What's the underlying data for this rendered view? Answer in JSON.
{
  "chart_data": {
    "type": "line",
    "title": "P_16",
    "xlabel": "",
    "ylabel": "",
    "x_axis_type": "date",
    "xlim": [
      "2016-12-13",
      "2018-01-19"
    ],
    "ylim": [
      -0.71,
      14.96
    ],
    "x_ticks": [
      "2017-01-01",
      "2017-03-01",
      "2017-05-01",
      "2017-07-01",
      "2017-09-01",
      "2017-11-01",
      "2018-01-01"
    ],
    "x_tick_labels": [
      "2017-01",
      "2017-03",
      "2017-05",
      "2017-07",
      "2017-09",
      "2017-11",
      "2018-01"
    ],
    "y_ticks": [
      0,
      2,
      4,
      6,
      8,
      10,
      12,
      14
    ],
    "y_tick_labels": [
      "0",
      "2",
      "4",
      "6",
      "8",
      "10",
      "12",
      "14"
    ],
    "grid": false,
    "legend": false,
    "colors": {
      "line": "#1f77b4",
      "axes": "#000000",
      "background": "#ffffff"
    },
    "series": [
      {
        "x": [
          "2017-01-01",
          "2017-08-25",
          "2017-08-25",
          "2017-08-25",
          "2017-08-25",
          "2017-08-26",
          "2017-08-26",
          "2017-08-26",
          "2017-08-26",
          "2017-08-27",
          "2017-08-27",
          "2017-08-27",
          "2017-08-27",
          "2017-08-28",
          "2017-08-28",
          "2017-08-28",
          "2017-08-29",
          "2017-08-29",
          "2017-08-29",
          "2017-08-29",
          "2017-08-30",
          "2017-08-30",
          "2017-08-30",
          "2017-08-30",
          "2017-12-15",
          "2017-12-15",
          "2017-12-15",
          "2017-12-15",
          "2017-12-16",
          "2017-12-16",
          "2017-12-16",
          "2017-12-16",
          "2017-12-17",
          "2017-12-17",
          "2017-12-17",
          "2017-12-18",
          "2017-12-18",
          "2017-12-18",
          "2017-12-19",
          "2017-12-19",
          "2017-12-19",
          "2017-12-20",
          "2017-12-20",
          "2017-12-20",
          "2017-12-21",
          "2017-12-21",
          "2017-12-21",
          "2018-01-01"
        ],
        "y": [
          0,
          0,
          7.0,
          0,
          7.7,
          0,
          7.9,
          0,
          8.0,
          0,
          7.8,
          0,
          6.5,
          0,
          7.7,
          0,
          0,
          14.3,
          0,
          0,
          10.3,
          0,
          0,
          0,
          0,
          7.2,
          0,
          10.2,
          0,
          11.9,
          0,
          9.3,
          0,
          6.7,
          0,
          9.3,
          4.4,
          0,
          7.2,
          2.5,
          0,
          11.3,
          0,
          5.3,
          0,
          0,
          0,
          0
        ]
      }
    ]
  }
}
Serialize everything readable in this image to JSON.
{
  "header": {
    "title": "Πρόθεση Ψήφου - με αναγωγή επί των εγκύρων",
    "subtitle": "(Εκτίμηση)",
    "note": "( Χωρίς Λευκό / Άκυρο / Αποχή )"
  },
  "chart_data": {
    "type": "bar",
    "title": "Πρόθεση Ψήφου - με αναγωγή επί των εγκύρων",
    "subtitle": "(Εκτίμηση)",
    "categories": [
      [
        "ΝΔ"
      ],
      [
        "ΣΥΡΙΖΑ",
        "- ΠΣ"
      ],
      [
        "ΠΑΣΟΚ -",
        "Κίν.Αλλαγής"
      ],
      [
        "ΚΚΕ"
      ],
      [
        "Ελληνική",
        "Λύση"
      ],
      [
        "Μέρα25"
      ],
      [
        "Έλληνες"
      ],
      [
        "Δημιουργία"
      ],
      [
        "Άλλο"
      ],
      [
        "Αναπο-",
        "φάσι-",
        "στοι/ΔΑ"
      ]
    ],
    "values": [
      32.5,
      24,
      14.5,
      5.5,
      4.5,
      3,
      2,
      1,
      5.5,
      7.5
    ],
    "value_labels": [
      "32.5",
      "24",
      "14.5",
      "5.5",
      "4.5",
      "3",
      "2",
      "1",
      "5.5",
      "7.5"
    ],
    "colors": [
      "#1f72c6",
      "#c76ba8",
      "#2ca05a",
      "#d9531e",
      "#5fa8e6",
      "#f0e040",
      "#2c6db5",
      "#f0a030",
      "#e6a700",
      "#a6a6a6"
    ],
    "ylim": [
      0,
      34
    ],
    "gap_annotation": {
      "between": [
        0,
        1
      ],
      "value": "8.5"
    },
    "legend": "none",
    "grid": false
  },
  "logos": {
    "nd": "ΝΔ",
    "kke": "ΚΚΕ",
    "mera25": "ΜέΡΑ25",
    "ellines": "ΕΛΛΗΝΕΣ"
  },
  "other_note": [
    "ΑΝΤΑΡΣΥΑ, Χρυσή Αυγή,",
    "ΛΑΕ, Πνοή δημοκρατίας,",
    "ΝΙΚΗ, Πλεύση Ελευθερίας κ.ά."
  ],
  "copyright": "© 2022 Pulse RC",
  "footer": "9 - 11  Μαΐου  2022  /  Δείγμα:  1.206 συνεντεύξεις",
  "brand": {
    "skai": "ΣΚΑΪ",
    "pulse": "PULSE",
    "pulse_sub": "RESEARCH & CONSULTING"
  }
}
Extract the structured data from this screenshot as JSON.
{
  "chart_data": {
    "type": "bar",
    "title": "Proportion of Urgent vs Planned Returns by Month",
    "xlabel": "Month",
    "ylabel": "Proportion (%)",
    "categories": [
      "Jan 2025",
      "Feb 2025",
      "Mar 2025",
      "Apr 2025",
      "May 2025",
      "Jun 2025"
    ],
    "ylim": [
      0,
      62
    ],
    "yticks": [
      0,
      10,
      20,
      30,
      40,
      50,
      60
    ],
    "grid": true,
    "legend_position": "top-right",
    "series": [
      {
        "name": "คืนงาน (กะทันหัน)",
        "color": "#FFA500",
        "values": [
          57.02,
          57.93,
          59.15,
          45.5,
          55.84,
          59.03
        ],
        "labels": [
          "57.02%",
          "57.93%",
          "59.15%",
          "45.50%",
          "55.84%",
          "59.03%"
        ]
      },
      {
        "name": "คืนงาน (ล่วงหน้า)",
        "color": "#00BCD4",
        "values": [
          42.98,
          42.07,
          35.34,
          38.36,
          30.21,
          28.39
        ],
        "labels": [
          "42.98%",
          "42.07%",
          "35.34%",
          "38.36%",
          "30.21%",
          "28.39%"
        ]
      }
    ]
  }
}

★ ★ ★ ★ ★ ★ ★

Task details:
Copy all the entries verbatim.

Solution for this problem:
What's the underlying data for this rendered view? Answer in JSON.
{
  "chart_data": {
    "type": "line",
    "title": "P_16",
    "xlabel": "",
    "ylabel": "",
    "x_axis_type": "date",
    "xlim": [
      "2016-12-13",
      "2018-01-19"
    ],
    "ylim": [
      -0.71,
      14.96
    ],
    "x_ticks": [
      "2017-01-01",
      "2017-03-01",
      "2017-05-01",
      "2017-07-01",
      "2017-09-01",
      "2017-11-01",
      "2018-01-01"
    ],
    "x_tick_labels": [
      "2017-01",
      "2017-03",
      "2017-05",
      "2017-07",
      "2017-09",
      "2017-11",
      "2018-01"
    ],
    "y_ticks": [
      0,
      2,
      4,
      6,
      8,
      10,
      12,
      14
    ],
    "y_tick_labels": [
      "0",
      "2",
      "4",
      "6",
      "8",
      "10",
      "12",
      "14"
    ],
    "grid": false,
    "legend": false,
    "colors": {
      "line": "#1f77b4",
      "axes": "#000000",
      "background": "#ffffff"
    },
    "series": [
      {
        "x": [
          "2017-01-01",
          "2017-08-25",
          "2017-08-25",
          "2017-08-25",
          "2017-08-25",
          "2017-08-26",
          "2017-08-26",
          "2017-08-26",
          "2017-08-26",
          "2017-08-27",
          "2017-08-27",
          "2017-08-27",
          "2017-08-27",
          "2017-08-28",
          "2017-08-28",
          "2017-08-28",
          "2017-08-29",
          "2017-08-29",
          "2017-08-29",
          "2017-08-29",
          "2017-08-30",
          "2017-08-30",
          "2017-08-30",
          "2017-08-30",
          "2017-12-15",
          "2017-12-15",
          "2017-12-15",
          "2017-12-15",
          "2017-12-16",
          "2017-12-16",
          "2017-12-16",
          "2017-12-16",
          "2017-12-17",
          "2017-12-17",
          "2017-12-17",
          "2017-12-18",
          "2017-12-18",
          "2017-12-18",
          "2017-12-19",
          "2017-12-19",
          "2017-12-19",
          "2017-12-20",
          "2017-12-20",
          "2017-12-20",
          "2017-12-21",
          "2017-12-21",
          "2017-12-21",
          "2018-01-01"
        ],
        "y": [
          0,
          0,
          7.0,
          0,
          7.7,
          0,
          7.9,
          0,
          8.0,
          0,
          7.8,
          0,
          6.5,
          0,
          7.7,
          0,
          0,
          14.3,
          0,
          0,
          10.3,
          0,
          0,
          0,
          0,
          7.2,
          0,
          10.2,
          0,
          11.9,
          0,
          9.3,
          0,
          6.7,
          0,
          9.3,
          4.4,
          0,
          7.2,
          2.5,
          0,
          11.3,
          0,
          5.3,
          0,
          0,
          0,
          0
        ]
      }
    ]
  }
}
Serialize everything readable in this image to JSON.
{
  "header": {
    "title": "Πρόθεση Ψήφου - με αναγωγή επί των εγκύρων",
    "subtitle": "(Εκτίμηση)",
    "note": "( Χωρίς Λευκό / Άκυρο / Αποχή )"
  },
  "chart_data": {
    "type": "bar",
    "title": "Πρόθεση Ψήφου - με αναγωγή επί των εγκύρων",
    "subtitle": "(Εκτίμηση)",
    "categories": [
      [
        "ΝΔ"
      ],
      [
        "ΣΥΡΙΖΑ",
        "- ΠΣ"
      ],
      [
        "ΠΑΣΟΚ -",
        "Κίν.Αλλαγής"
      ],
      [
        "ΚΚΕ"
      ],
      [
        "Ελληνική",
        "Λύση"
      ],
      [
        "Μέρα25"
      ],
      [
        "Έλληνες"
      ],
      [
        "Δημιουργία"
      ],
      [
        "Άλλο"
      ],
      [
        "Αναπο-",
        "φάσι-",
        "στοι/ΔΑ"
      ]
    ],
    "values": [
      32.5,
      24,
      14.5,
      5.5,
      4.5,
      3,
      2,
      1,
      5.5,
      7.5
    ],
    "value_labels": [
      "32.5",
      "24",
      "14.5",
      "5.5",
      "4.5",
      "3",
      "2",
      "1",
      "5.5",
      "7.5"
    ],
    "colors": [
      "#1f72c6",
      "#c76ba8",
      "#2ca05a",
      "#d9531e",
      "#5fa8e6",
      "#f0e040",
      "#2c6db5",
      "#f0a030",
      "#e6a700",
      "#a6a6a6"
    ],
    "ylim": [
      0,
      34
    ],
    "gap_annotation": {
      "between": [
        0,
        1
      ],
      "value": "8.5"
    },
    "legend": "none",
    "grid": false
  },
  "logos": {
    "nd": "ΝΔ",
    "kke": "ΚΚΕ",
    "mera25": "ΜέΡΑ25",
    "ellines": "ΕΛΛΗΝΕΣ"
  },
  "other_note": [
    "ΑΝΤΑΡΣΥΑ, Χρυσή Αυγή,",
    "ΛΑΕ, Πνοή δημοκρατίας,",
    "ΝΙΚΗ, Πλεύση Ελευθερίας κ.ά."
  ],
  "copyright": "© 2022 Pulse RC",
  "footer": "9 - 11  Μαΐου  2022  /  Δείγμα:  1.206 συνεντεύξεις",
  "brand": {
    "skai": "ΣΚΑΪ",
    "pulse": "PULSE",
    "pulse_sub": "RESEARCH & CONSULTING"
  }
}
Extract the structured data from this screenshot as JSON.
{
  "chart_data": {
    "type": "bar",
    "title": "Proportion of Urgent vs Planned Returns by Month",
    "xlabel": "Month",
    "ylabel": "Proportion (%)",
    "categories": [
      "Jan 2025",
      "Feb 2025",
      "Mar 2025",
      "Apr 2025",
      "May 2025",
      "Jun 2025"
    ],
    "ylim": [
      0,
      62
    ],
    "yticks": [
      0,
      10,
      20,
      30,
      40,
      50,
      60
    ],
    "grid": true,
    "legend_position": "top-right",
    "series": [
      {
        "name": "คืนงาน (กะทันหัน)",
        "color": "#FFA500",
        "values": [
          57.02,
          57.93,
          59.15,
          45.5,
          55.84,
          59.03
        ],
        "labels": [
          "57.02%",
          "57.93%",
          "59.15%",
          "45.50%",
          "55.84%",
          "59.03%"
        ]
      },
      {
        "name": "คืนงาน (ล่วงหน้า)",
        "color": "#00BCD4",
        "values": [
          42.98,
          42.07,
          35.34,
          38.36,
          30.21,
          28.39
        ],
        "labels": [
          "42.98%",
          "42.07%",
          "35.34%",
          "38.36%",
          "30.21%",
          "28.39%"
        ]
      }
    ]
  }
}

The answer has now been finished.